# AIM OF THE EXERCISE:
Emit the data below verbatim, stripping out any pictures.

# MATERIAL FOR THIS TASK:
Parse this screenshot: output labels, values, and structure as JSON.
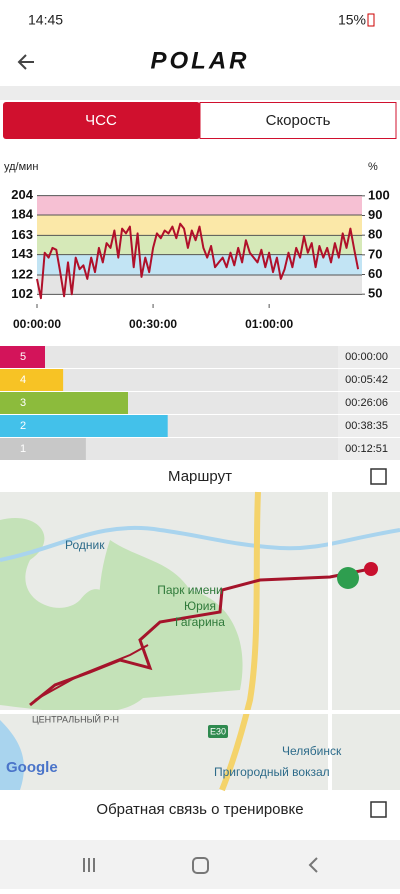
{
  "status_bar": {
    "time": "14:45",
    "battery": "15%"
  },
  "header": {
    "logo": "POLAR"
  },
  "tabs": [
    "ЧСС",
    "Скорость"
  ],
  "chart_data": {
    "type": "line",
    "y_unit": "уд/мин",
    "y2_unit": "%",
    "x": [
      0,
      1,
      2,
      3,
      4,
      5,
      6,
      7,
      8,
      9,
      10,
      11,
      12,
      13,
      14,
      15,
      16,
      17,
      18,
      19,
      20,
      21,
      22,
      23,
      24,
      25,
      26,
      27,
      28,
      29,
      30,
      31,
      32,
      33,
      34,
      35,
      36,
      37,
      38,
      39,
      40,
      41,
      42,
      43,
      44,
      45,
      46,
      47,
      48,
      49,
      50,
      51,
      52,
      53,
      54,
      55,
      56,
      57,
      58,
      59,
      60,
      61,
      62,
      63,
      64,
      65,
      66,
      67,
      68,
      69,
      70,
      71,
      72,
      73,
      74,
      75,
      76,
      77,
      78,
      79,
      80,
      81,
      82,
      83
    ],
    "series": [
      {
        "color": "#b0102a",
        "values": [
          118,
          98,
          145,
          140,
          150,
          148,
          125,
          100,
          135,
          102,
          140,
          128,
          132,
          118,
          140,
          125,
          150,
          135,
          155,
          150,
          168,
          140,
          170,
          165,
          172,
          130,
          165,
          120,
          140,
          125,
          150,
          165,
          160,
          168,
          165,
          172,
          160,
          175,
          170,
          150,
          168,
          158,
          172,
          150,
          140,
          152,
          130,
          135,
          140,
          130,
          145,
          132,
          150,
          135,
          158,
          145,
          140,
          135,
          148,
          130,
          145,
          125,
          140,
          118,
          128,
          145,
          130,
          150,
          140,
          162,
          145,
          155,
          130,
          152,
          140,
          150,
          135,
          155,
          140,
          165,
          150,
          170,
          148,
          128
        ]
      }
    ],
    "xlim": [
      0,
      84
    ],
    "xticks": [
      {
        "value": 0,
        "label": "00:00:00"
      },
      {
        "value": 30,
        "label": "00:30:00"
      },
      {
        "value": 60,
        "label": "01:00:00"
      }
    ],
    "ylim": [
      92,
      214
    ],
    "yticks": [
      102,
      122,
      143,
      163,
      184,
      204
    ],
    "y2lim": [
      45,
      105
    ],
    "y2ticks": [
      50,
      60,
      70,
      80,
      90,
      100
    ],
    "bands": [
      {
        "from": 90,
        "to": 100,
        "color": "#f6c0d3"
      },
      {
        "from": 80,
        "to": 90,
        "color": "#fbe8a8"
      },
      {
        "from": 70,
        "to": 80,
        "color": "#d6e9b8"
      },
      {
        "from": 60,
        "to": 70,
        "color": "#c2e4f4"
      },
      {
        "from": 50,
        "to": 60,
        "color": "#e4e4e4"
      }
    ]
  },
  "zones": {
    "labels": [
      "5",
      "4",
      "3",
      "2",
      "1"
    ],
    "seconds": [
      0,
      342,
      1566,
      2315,
      771
    ],
    "times": [
      "00:00:00",
      "00:05:42",
      "00:26:06",
      "00:38:35",
      "00:12:51"
    ],
    "colors": [
      "#d3145a",
      "#f7c325",
      "#8cbb3c",
      "#43c1ea",
      "#c8c8c8"
    ]
  },
  "route_title": "Маршрут",
  "map": {
    "labels": [
      "Родник",
      "Парк имени",
      "Юрия",
      "Гагарина",
      "ЦЕНТРАЛЬНЫЙ Р-Н",
      "E30",
      "Челябинск",
      "Пригородный вокзал"
    ],
    "attribution": "Google"
  },
  "feedback": "Обратная связь о тренировке"
}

# WORKED ANSWER:
Parse this screenshot: output labels, values, and structure as JSON.
{
  "status_bar": {
    "time": "14:45",
    "battery": "15%"
  },
  "header": {
    "logo": "POLAR"
  },
  "tabs": [
    "ЧСС",
    "Скорость"
  ],
  "chart_data": {
    "type": "line",
    "y_unit": "уд/мин",
    "y2_unit": "%",
    "x": [
      0,
      1,
      2,
      3,
      4,
      5,
      6,
      7,
      8,
      9,
      10,
      11,
      12,
      13,
      14,
      15,
      16,
      17,
      18,
      19,
      20,
      21,
      22,
      23,
      24,
      25,
      26,
      27,
      28,
      29,
      30,
      31,
      32,
      33,
      34,
      35,
      36,
      37,
      38,
      39,
      40,
      41,
      42,
      43,
      44,
      45,
      46,
      47,
      48,
      49,
      50,
      51,
      52,
      53,
      54,
      55,
      56,
      57,
      58,
      59,
      60,
      61,
      62,
      63,
      64,
      65,
      66,
      67,
      68,
      69,
      70,
      71,
      72,
      73,
      74,
      75,
      76,
      77,
      78,
      79,
      80,
      81,
      82,
      83
    ],
    "series": [
      {
        "color": "#b0102a",
        "values": [
          118,
          98,
          145,
          140,
          150,
          148,
          125,
          100,
          135,
          102,
          140,
          128,
          132,
          118,
          140,
          125,
          150,
          135,
          155,
          150,
          168,
          140,
          170,
          165,
          172,
          130,
          165,
          120,
          140,
          125,
          150,
          165,
          160,
          168,
          165,
          172,
          160,
          175,
          170,
          150,
          168,
          158,
          172,
          150,
          140,
          152,
          130,
          135,
          140,
          130,
          145,
          132,
          150,
          135,
          158,
          145,
          140,
          135,
          148,
          130,
          145,
          125,
          140,
          118,
          128,
          145,
          130,
          150,
          140,
          162,
          145,
          155,
          130,
          152,
          140,
          150,
          135,
          155,
          140,
          165,
          150,
          170,
          148,
          128
        ]
      }
    ],
    "xlim": [
      0,
      84
    ],
    "xticks": [
      {
        "value": 0,
        "label": "00:00:00"
      },
      {
        "value": 30,
        "label": "00:30:00"
      },
      {
        "value": 60,
        "label": "01:00:00"
      }
    ],
    "ylim": [
      92,
      214
    ],
    "yticks": [
      102,
      122,
      143,
      163,
      184,
      204
    ],
    "y2lim": [
      45,
      105
    ],
    "y2ticks": [
      50,
      60,
      70,
      80,
      90,
      100
    ],
    "bands": [
      {
        "from": 90,
        "to": 100,
        "color": "#f6c0d3"
      },
      {
        "from": 80,
        "to": 90,
        "color": "#fbe8a8"
      },
      {
        "from": 70,
        "to": 80,
        "color": "#d6e9b8"
      },
      {
        "from": 60,
        "to": 70,
        "color": "#c2e4f4"
      },
      {
        "from": 50,
        "to": 60,
        "color": "#e4e4e4"
      }
    ]
  },
  "zones": {
    "labels": [
      "5",
      "4",
      "3",
      "2",
      "1"
    ],
    "seconds": [
      0,
      342,
      1566,
      2315,
      771
    ],
    "times": [
      "00:00:00",
      "00:05:42",
      "00:26:06",
      "00:38:35",
      "00:12:51"
    ],
    "colors": [
      "#d3145a",
      "#f7c325",
      "#8cbb3c",
      "#43c1ea",
      "#c8c8c8"
    ]
  },
  "route_title": "Маршрут",
  "map": {
    "labels": [
      "Родник",
      "Парк имени",
      "Юрия",
      "Гагарина",
      "ЦЕНТРАЛЬНЫЙ Р-Н",
      "E30",
      "Челябинск",
      "Пригородный вокзал"
    ],
    "attribution": "Google"
  },
  "feedback": "Обратная связь о тренировке"
}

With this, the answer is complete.